- _STATED GOAL_: Rewrite every line of the listing below as a Markdown table with the columns "Row" and "Line", skipping blank lines and leaving out the pictures.

=-=-=-=-=

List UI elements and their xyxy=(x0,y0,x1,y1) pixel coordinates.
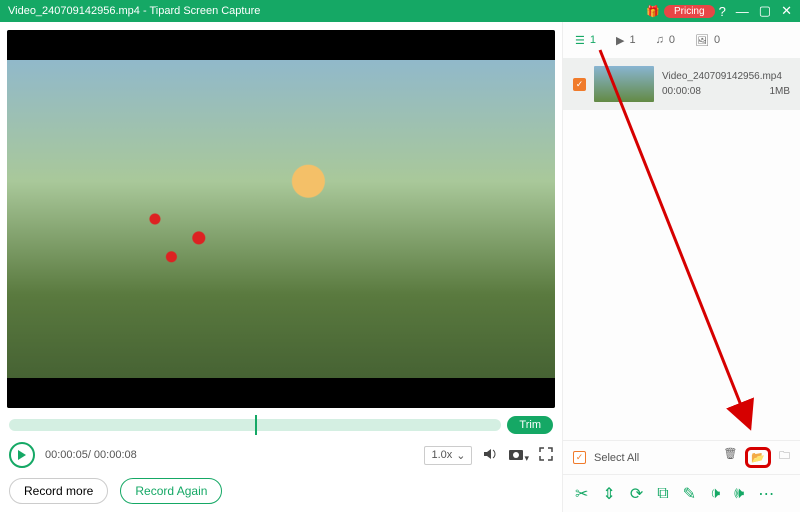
trim-bar: Trim xyxy=(9,416,553,434)
window-buttons: ? — ▢ ✕ xyxy=(719,3,792,19)
gift-icon[interactable]: 🎁 xyxy=(646,5,660,18)
list-item[interactable]: ✓ Video_240709142956.mp4 00:00:08 1MB xyxy=(563,58,800,110)
tool-row: ✂ ⇕ ⟳ ⧉ ✎ 🕩 🕪 ⋯ xyxy=(563,474,800,512)
cut-icon[interactable]: ✂ xyxy=(575,484,588,504)
volume-up-icon[interactable]: 🕩 xyxy=(710,485,720,503)
time-display: 00:00:05/ 00:00:08 xyxy=(45,449,137,461)
select-all-label: Select All xyxy=(594,452,639,464)
image-count: 0 xyxy=(714,34,720,46)
speed-selector[interactable]: 1.0x ⌄ xyxy=(424,446,472,465)
window-title: Video_240709142956.mp4 - Tipard Screen C… xyxy=(8,5,646,17)
merge-icon[interactable]: ⧉ xyxy=(657,485,668,503)
list-count: 1 xyxy=(590,34,596,46)
pricing-button[interactable]: Pricing xyxy=(664,5,715,18)
tab-video[interactable]: ▶1 xyxy=(616,34,636,47)
record-more-button[interactable]: Record more xyxy=(9,478,108,504)
chevron-down-icon: ⌄ xyxy=(456,449,465,462)
video-count: 1 xyxy=(629,34,635,46)
audio-count: 0 xyxy=(669,34,675,46)
item-meta: Video_240709142956.mp4 00:00:08 1MB xyxy=(662,71,790,97)
filter-tabs: ☰1 ▶1 ♫0 🖼0 xyxy=(563,22,800,58)
trim-track[interactable] xyxy=(9,419,501,431)
title-app: Tipard Screen Capture xyxy=(150,5,261,17)
item-thumbnail xyxy=(594,66,654,102)
volume-plus-icon[interactable]: 🕪 xyxy=(734,485,744,503)
close-icon[interactable]: ✕ xyxy=(781,3,792,19)
video-icon: ▶ xyxy=(616,34,624,47)
export-folder-icon[interactable]: 📂 xyxy=(745,447,771,468)
volume-icon[interactable] xyxy=(482,446,498,465)
edit-icon[interactable]: ✎ xyxy=(683,484,696,504)
preview-panel: Trim 00:00:05/ 00:00:08 1.0x ⌄ ▾ Record m… xyxy=(0,22,562,512)
image-icon: 🖼 xyxy=(695,34,709,47)
play-button[interactable] xyxy=(9,442,35,468)
minimize-icon[interactable]: — xyxy=(736,4,749,19)
video-preview[interactable] xyxy=(7,30,555,408)
item-checkbox[interactable]: ✓ xyxy=(573,78,586,91)
list-icon: ☰ xyxy=(575,34,585,47)
playback-controls: 00:00:05/ 00:00:08 1.0x ⌄ ▾ xyxy=(9,442,553,468)
maximize-icon[interactable]: ▢ xyxy=(759,3,771,19)
bottom-actions: Record more Record Again xyxy=(9,478,553,504)
select-all-row: ✓ Select All 🗑 📂 🗀 xyxy=(563,440,800,474)
tab-audio[interactable]: ♫0 xyxy=(656,34,675,46)
compress-icon[interactable]: ⇕ xyxy=(602,484,615,504)
snapshot-icon[interactable]: ▾ xyxy=(508,447,529,464)
tab-image[interactable]: 🖼0 xyxy=(695,34,720,47)
help-icon[interactable]: ? xyxy=(719,4,726,19)
item-filename: Video_240709142956.mp4 xyxy=(662,71,790,82)
convert-icon[interactable]: ⟳ xyxy=(630,484,643,504)
select-all-checkbox[interactable]: ✓ xyxy=(573,451,586,464)
titlebar: Video_240709142956.mp4 - Tipard Screen C… xyxy=(0,0,800,22)
trim-button[interactable]: Trim xyxy=(507,416,553,434)
delete-icon[interactable]: 🗑 xyxy=(723,447,737,468)
item-duration: 00:00:08 xyxy=(662,86,701,97)
speed-value: 1.0x xyxy=(431,449,452,461)
title-filename: Video_240709142956.mp4 xyxy=(8,5,140,17)
music-icon: ♫ xyxy=(656,34,664,46)
fullscreen-icon[interactable] xyxy=(539,447,553,464)
title-sep: - xyxy=(140,5,150,17)
recordings-panel: ☰1 ▶1 ♫0 🖼0 ✓ Video_240709142956.mp4 00:… xyxy=(562,22,800,512)
tab-list[interactable]: ☰1 xyxy=(575,34,596,47)
record-again-button[interactable]: Record Again xyxy=(120,478,222,504)
open-folder-icon[interactable]: 🗀 xyxy=(779,447,790,468)
item-size: 1MB xyxy=(769,86,790,97)
more-icon[interactable]: ⋯ xyxy=(758,484,774,504)
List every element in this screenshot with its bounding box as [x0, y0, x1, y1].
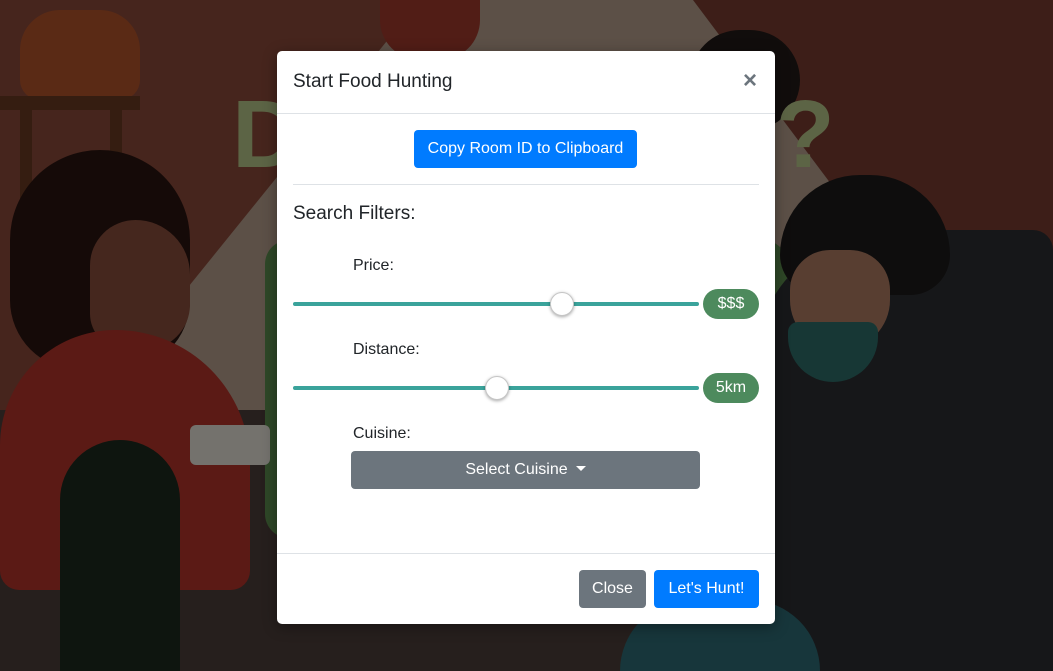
cuisine-label: Cuisine: — [353, 425, 411, 442]
distance-label: Distance: — [353, 341, 420, 358]
close-icon[interactable]: × — [741, 67, 759, 95]
price-value-badge: $$$ — [703, 289, 759, 319]
modal-footer: Close Let's Hunt! — [277, 553, 775, 624]
distance-slider-thumb[interactable] — [485, 376, 509, 400]
price-slider[interactable] — [293, 292, 699, 316]
select-cuisine-dropdown[interactable]: Select Cuisine — [351, 451, 700, 489]
price-slider-track[interactable] — [293, 302, 699, 306]
modal-header: Start Food Hunting × — [277, 51, 775, 114]
select-cuisine-label: Select Cuisine — [465, 461, 568, 478]
divider — [293, 184, 759, 185]
chevron-down-icon — [575, 466, 586, 471]
distance-value-badge: 5km — [703, 373, 759, 403]
lets-hunt-button[interactable]: Let's Hunt! — [654, 570, 759, 608]
distance-slider[interactable] — [293, 376, 699, 400]
search-filters-heading: Search Filters: — [293, 203, 416, 224]
copy-room-id-button[interactable]: Copy Room ID to Clipboard — [414, 130, 637, 168]
price-slider-thumb[interactable] — [549, 292, 574, 316]
modal-title: Start Food Hunting — [293, 71, 453, 92]
food-hunt-modal: Start Food Hunting × Copy Room ID to Cli… — [277, 51, 775, 624]
price-label: Price: — [353, 257, 394, 274]
close-button[interactable]: Close — [579, 570, 646, 608]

=-=-=-=-=

- _REPLY_:
| Row | Line |
|---|---|
| 1 | List UI elements and their xyxy=(x0,y0,x1,y1) pixel coordinates. |
| 2 | trim-bar: Trim xyxy=(9,416,553,434) |
| 3 | window-buttons: ? — ▢ ✕ xyxy=(719,3,792,19) |
| 4 | gift-icon[interactable]: 🎁 xyxy=(646,5,660,18) |
| 5 | list-item[interactable]: ✓ Video_240709142956.mp4 00:00:08 1MB xyxy=(563,58,800,110) |
| 6 | tool-row: ✂ ⇕ ⟳ ⧉ ✎ 🕩 🕪 ⋯ xyxy=(563,474,800,512) |
| 7 | cut-icon[interactable]: ✂ xyxy=(575,484,588,504) |
| 8 | volume-up-icon[interactable]: 🕩 xyxy=(710,485,720,503) |
| 9 | time-display: 00:00:05/ 00:00:08 xyxy=(45,449,137,461) |
| 10 | select-all-label: Select All xyxy=(594,452,639,464) |
| 11 | image-count: 0 xyxy=(714,34,720,46) |
| 12 | speed-selector[interactable]: 1.0x ⌄ xyxy=(424,446,472,465) |
| 13 | window-title: Video_240709142956.mp4 - Tipard Screen C… xyxy=(8,5,646,17) |
| 14 | merge-icon[interactable]: ⧉ xyxy=(657,485,668,503) |
| 15 | list-count: 1 xyxy=(590,34,596,46) |
| 16 | pricing-button[interactable]: Pricing xyxy=(664,5,715,18) |
| 17 | tab-video[interactable]: ▶1 xyxy=(616,34,636,47) |
| 18 | record-more-button[interactable]: Record more xyxy=(9,478,108,504) |
| 19 | chevron-down-icon: ⌄ xyxy=(456,449,465,462) |
| 20 | video-count: 1 xyxy=(629,34,635,46) |
| 21 | audio-count: 0 xyxy=(669,34,675,46) |
| 22 | item-meta: Video_240709142956.mp4 00:00:08 1MB xyxy=(662,71,790,97) |
| 23 | filter-tabs: ☰1 ▶1 ♫0 🖼0 xyxy=(563,22,800,58) |
| 24 | trim-track[interactable] xyxy=(9,419,501,431) |
| 25 | title-app: Tipard Screen Capture xyxy=(150,5,261,17) |
| 26 | item-thumbnail xyxy=(594,66,654,102) |
| 27 | volume-plus-icon[interactable]: 🕪 xyxy=(734,485,744,503) |
| 28 | close-icon[interactable]: ✕ xyxy=(781,3,792,19) |
| 29 | video-icon: ▶ xyxy=(616,34,624,47) |
| 30 | export-folder-icon[interactable]: 📂 xyxy=(745,447,771,468) |
| 31 | volume-icon[interactable] xyxy=(482,446,498,465) |
| 32 | edit-icon[interactable]: ✎ xyxy=(683,484,696,504) |
| 33 | preview-panel: Trim 00:00:05/ 00:00:08 1.0x ⌄ ▾ Record m… xyxy=(0,22,562,512) |
| 34 | image-icon: 🖼 xyxy=(695,34,709,47) |
| 35 | play-button[interactable] xyxy=(9,442,35,468) |
| 36 | minimize-icon[interactable]: — xyxy=(736,4,749,19) |
| 37 | video-preview[interactable] xyxy=(7,30,555,408) |
| 38 | item-checkbox[interactable]: ✓ xyxy=(573,78,586,91) |
| 39 | list-icon: ☰ xyxy=(575,34,585,47) |
| 40 | playback-controls: 00:00:05/ 00:00:08 1.0x ⌄ ▾ xyxy=(9,442,553,468) |
| 41 | maximize-icon[interactable]: ▢ xyxy=(759,3,771,19) |
| 42 | bottom-actions: Record more Record Again xyxy=(9,478,553,504) |
| 43 | select-all-row: ✓ Select All 🗑 📂 🗀 xyxy=(563,440,800,474) |
| 44 | tab-audio[interactable]: ♫0 xyxy=(656,34,675,46) |
| 45 | compress-icon[interactable]: ⇕ xyxy=(602,484,615,504) |
| 46 | snapshot-icon[interactable]: ▾ xyxy=(508,447,529,464) |
| 47 | tab-image[interactable]: 🖼0 xyxy=(695,34,720,47) |
| 48 | help-icon[interactable]: ? xyxy=(719,4,726,19) |
| 49 | item-filename: Video_240709142956.mp4 xyxy=(662,71,790,82) |
| 50 | convert-icon[interactable]: ⟳ xyxy=(630,484,643,504) |
| 51 | select-all-checkbox[interactable]: ✓ xyxy=(573,451,586,464) |
| 52 | titlebar: Video_240709142956.mp4 - Tipard Screen C… xyxy=(0,0,800,22) |
| 53 | trim-button[interactable]: Trim xyxy=(507,416,553,434) |
| 54 | delete-icon[interactable]: 🗑 xyxy=(723,447,737,468) |
| 55 | item-duration: 00:00:08 xyxy=(662,86,701,97) |
| 56 | speed-value: 1.0x xyxy=(431,449,452,461) |
| 57 | title-filename: Video_240709142956.mp4 xyxy=(8,5,140,17) |
| 58 | music-icon: ♫ xyxy=(656,34,664,46) |
| 59 | fullscreen-icon[interactable] xyxy=(539,447,553,464) |
| 60 | title-sep: - xyxy=(140,5,150,17) |
| 61 | recordings-panel: ☰1 ▶1 ♫0 🖼0 ✓ Video_240709142956.mp4 00:… xyxy=(562,22,800,512) |
| 62 | tab-list[interactable]: ☰1 xyxy=(575,34,596,47) |
| 63 | record-again-button[interactable]: Record Again xyxy=(120,478,222,504) |
| 64 | open-folder-icon[interactable]: 🗀 xyxy=(779,447,790,468) |
| 65 | item-size: 1MB xyxy=(769,86,790,97) |
| 66 | more-icon[interactable]: ⋯ xyxy=(758,484,774,504) |
| 67 | List every element in this screenshot with its bounding box as [x0, y0, x1, y1]. |
| 68 | cuisine-label: Cuisine: — [353, 425, 411, 442] |
| 69 | distance-label: Distance: — [353, 341, 420, 358] |
| 70 | close-icon[interactable]: × — [741, 67, 759, 95] |
| 71 | price-value-badge: $$$ — [703, 289, 759, 319] |
| 72 | modal-footer: Close Let's Hunt! — [277, 553, 775, 624] |
| 73 | distance-slider-thumb[interactable] — [485, 376, 509, 400] |
| 74 | price-slider[interactable] — [293, 292, 699, 316] |
| 75 | select-cuisine-dropdown[interactable]: Select Cuisine — [351, 451, 700, 489] |
| 76 | price-slider-track[interactable] — [293, 302, 699, 306] |
| 77 | modal-header: Start Food Hunting × — [277, 51, 775, 114] |
| 78 | select-cuisine-label: Select Cuisine — [465, 461, 568, 478] |
| 79 | divider — [293, 184, 759, 185] |
| 80 | chevron-down-icon — [575, 466, 586, 471] |
| 81 | distance-value-badge: 5km — [703, 373, 759, 403] |
| 82 | lets-hunt-button[interactable]: Let's Hunt! — [654, 570, 759, 608] |
| 83 | distance-slider[interactable] — [293, 376, 699, 400] |
| 84 | search-filters-heading: Search Filters: — [293, 203, 416, 224] |
| 85 | copy-room-id-button[interactable]: Copy Room ID to Clipboard — [414, 130, 637, 168] |
| 86 | price-slider-thumb[interactable] — [549, 292, 574, 316] |
| 87 | modal-title: Start Food Hunting — [293, 71, 453, 92] |
| 88 | food-hunt-modal: Start Food Hunting × Copy Room ID to Cli… — [277, 51, 775, 624] |
| 89 | price-label: Price: — [353, 257, 394, 274] |
| 90 | close-button[interactable]: Close — [579, 570, 646, 608] |